▸ **Exercise brief**: Drop all images and give the records again exactly.

▸ **Entries**:
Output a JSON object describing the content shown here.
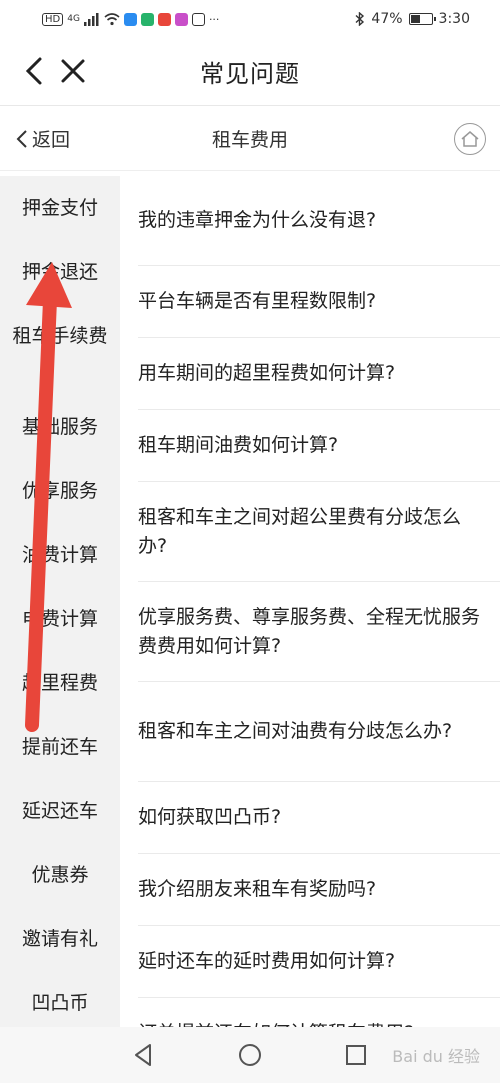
{
  "status": {
    "network": "4G",
    "battery_pct": "47%",
    "battery_level": 0.47,
    "time": "3:30",
    "more": "···"
  },
  "titlebar": {
    "title": "常见问题"
  },
  "subbar": {
    "back_label": "返回",
    "title": "租车费用"
  },
  "sidebar": {
    "items": [
      {
        "label": "押金支付"
      },
      {
        "label": "押金退还"
      },
      {
        "label": "租车手续费"
      },
      {
        "label": "基础服务"
      },
      {
        "label": "优享服务"
      },
      {
        "label": "油费计算"
      },
      {
        "label": "电费计算"
      },
      {
        "label": "超里程费"
      },
      {
        "label": "提前还车"
      },
      {
        "label": "延迟还车"
      },
      {
        "label": "优惠券"
      },
      {
        "label": "邀请有礼"
      },
      {
        "label": "凹凸币"
      }
    ]
  },
  "questions": [
    {
      "text": "我的违章押金为什么没有退?"
    },
    {
      "text": "平台车辆是否有里程数限制?"
    },
    {
      "text": "用车期间的超里程费如何计算?"
    },
    {
      "text": "租车期间油费如何计算?"
    },
    {
      "text": "租客和车主之间对超公里费有分歧怎么办?"
    },
    {
      "text": "优享服务费、尊享服务费、全程无忧服务费费用如何计算?"
    },
    {
      "text": "租客和车主之间对油费有分歧怎么办?"
    },
    {
      "text": "如何获取凹凸币?"
    },
    {
      "text": "我介绍朋友来租车有奖励吗?"
    },
    {
      "text": "延时还车的延时费用如何计算?"
    },
    {
      "text": "订单提前还车如何计算租车费用?"
    }
  ],
  "watermark": "Bai du 经验",
  "colors": {
    "sidebar_bg": "#f2f2f2",
    "arrow": "#e8463a",
    "text": "#222222"
  }
}
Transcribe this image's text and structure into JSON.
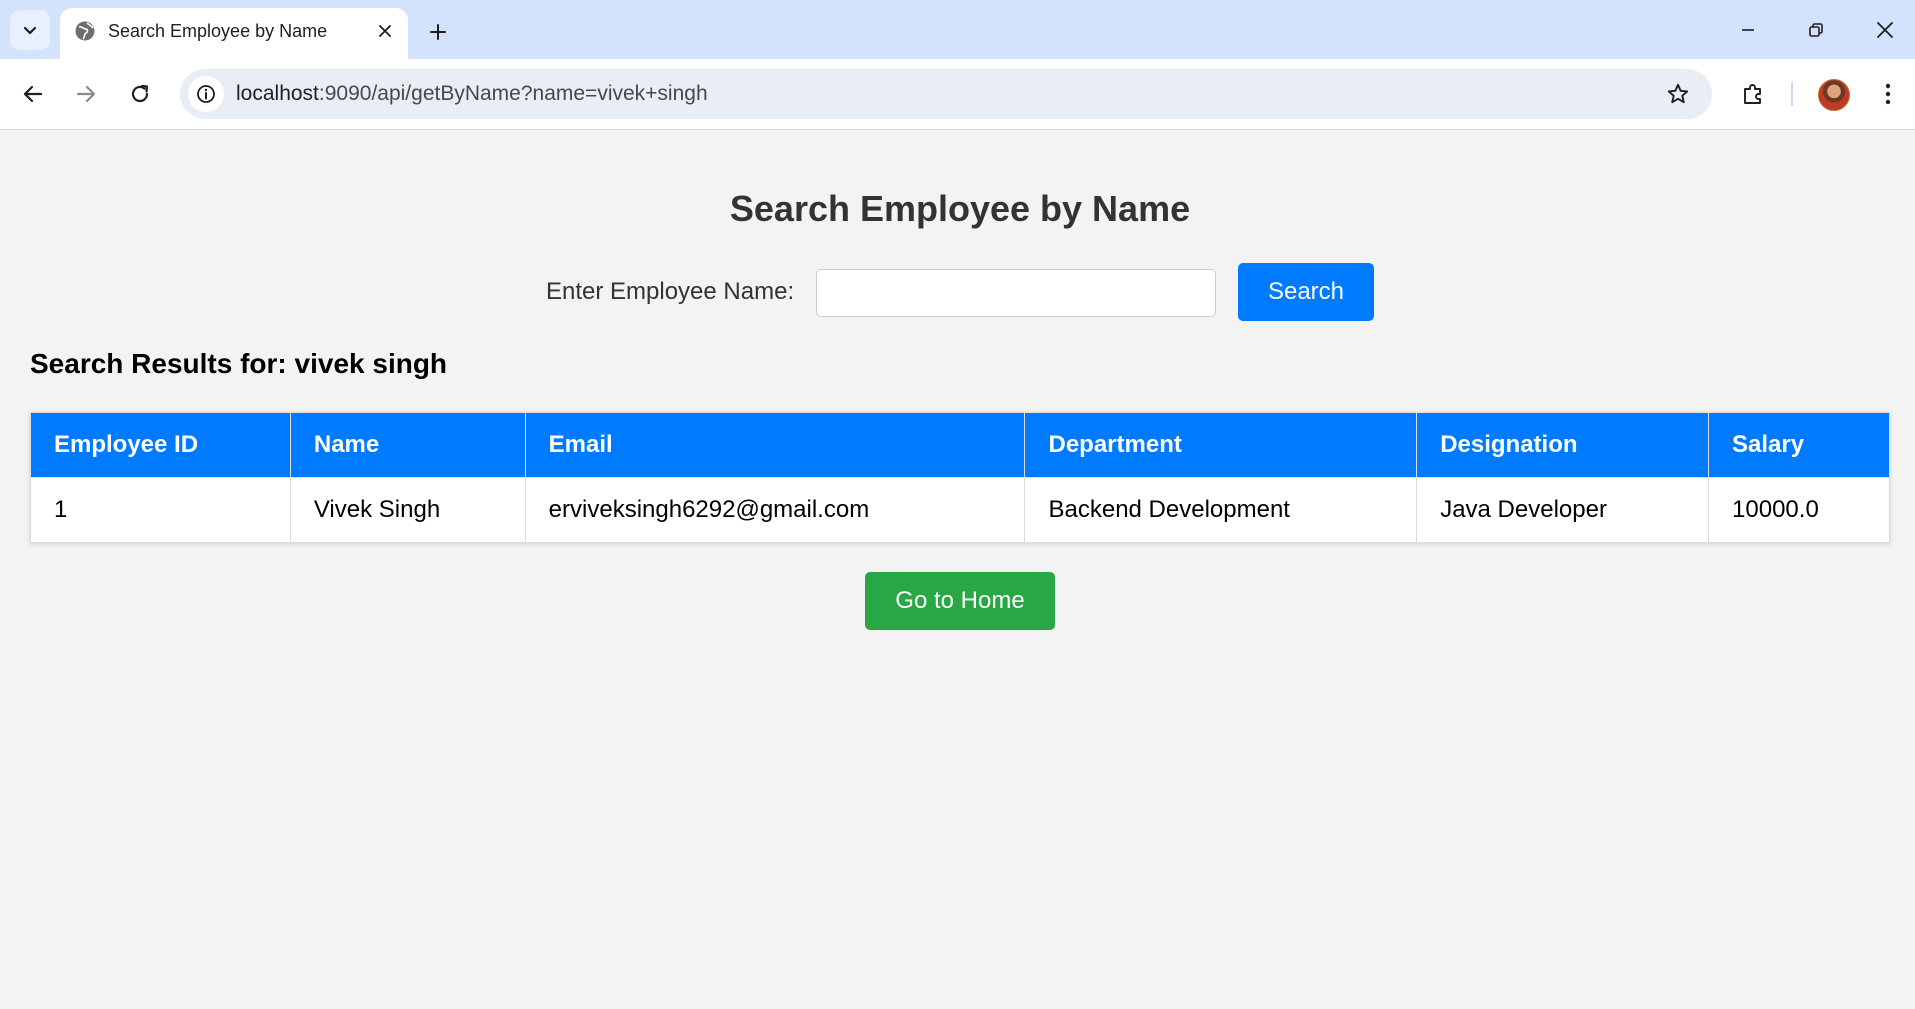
{
  "browser": {
    "tab": {
      "title": "Search Employee by Name"
    },
    "address": {
      "host": "localhost",
      "path": ":9090/api/getByName?name=vivek+singh"
    }
  },
  "page": {
    "title": "Search Employee by Name",
    "search": {
      "label": "Enter Employee Name:",
      "value": "",
      "button_label": "Search"
    },
    "results_heading": "Search Results for: vivek singh",
    "table": {
      "columns": [
        "Employee ID",
        "Name",
        "Email",
        "Department",
        "Designation",
        "Salary"
      ],
      "rows": [
        [
          "1",
          "Vivek Singh",
          "erviveksingh6292@gmail.com",
          "Backend Development",
          "Java Developer",
          "10000.0"
        ]
      ]
    },
    "home_button_label": "Go to Home"
  },
  "colors": {
    "primary": "#007bff",
    "success": "#28a745",
    "page_background": "#f3f3f3",
    "tabbar": "#d3e3fd"
  }
}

▸ **Response below**:
Output a JSON object describing the content shown here.
{
  "status": {
    "network": "4G",
    "battery_pct": "47%",
    "battery_level": 0.47,
    "time": "3:30",
    "more": "···"
  },
  "titlebar": {
    "title": "常见问题"
  },
  "subbar": {
    "back_label": "返回",
    "title": "租车费用"
  },
  "sidebar": {
    "items": [
      {
        "label": "押金支付"
      },
      {
        "label": "押金退还"
      },
      {
        "label": "租车手续费"
      },
      {
        "label": "基础服务"
      },
      {
        "label": "优享服务"
      },
      {
        "label": "油费计算"
      },
      {
        "label": "电费计算"
      },
      {
        "label": "超里程费"
      },
      {
        "label": "提前还车"
      },
      {
        "label": "延迟还车"
      },
      {
        "label": "优惠券"
      },
      {
        "label": "邀请有礼"
      },
      {
        "label": "凹凸币"
      }
    ]
  },
  "questions": [
    {
      "text": "我的违章押金为什么没有退?"
    },
    {
      "text": "平台车辆是否有里程数限制?"
    },
    {
      "text": "用车期间的超里程费如何计算?"
    },
    {
      "text": "租车期间油费如何计算?"
    },
    {
      "text": "租客和车主之间对超公里费有分歧怎么办?"
    },
    {
      "text": "优享服务费、尊享服务费、全程无忧服务费费用如何计算?"
    },
    {
      "text": "租客和车主之间对油费有分歧怎么办?"
    },
    {
      "text": "如何获取凹凸币?"
    },
    {
      "text": "我介绍朋友来租车有奖励吗?"
    },
    {
      "text": "延时还车的延时费用如何计算?"
    },
    {
      "text": "订单提前还车如何计算租车费用?"
    }
  ],
  "watermark": "Bai du 经验",
  "colors": {
    "sidebar_bg": "#f2f2f2",
    "arrow": "#e8463a",
    "text": "#222222"
  }
}
Transcribe this image's text and structure into JSON.
{
  "browser": {
    "tab": {
      "title": "Search Employee by Name"
    },
    "address": {
      "host": "localhost",
      "path": ":9090/api/getByName?name=vivek+singh"
    }
  },
  "page": {
    "title": "Search Employee by Name",
    "search": {
      "label": "Enter Employee Name:",
      "value": "",
      "button_label": "Search"
    },
    "results_heading": "Search Results for: vivek singh",
    "table": {
      "columns": [
        "Employee ID",
        "Name",
        "Email",
        "Department",
        "Designation",
        "Salary"
      ],
      "rows": [
        [
          "1",
          "Vivek Singh",
          "erviveksingh6292@gmail.com",
          "Backend Development",
          "Java Developer",
          "10000.0"
        ]
      ]
    },
    "home_button_label": "Go to Home"
  },
  "colors": {
    "primary": "#007bff",
    "success": "#28a745",
    "page_background": "#f3f3f3",
    "tabbar": "#d3e3fd"
  }
}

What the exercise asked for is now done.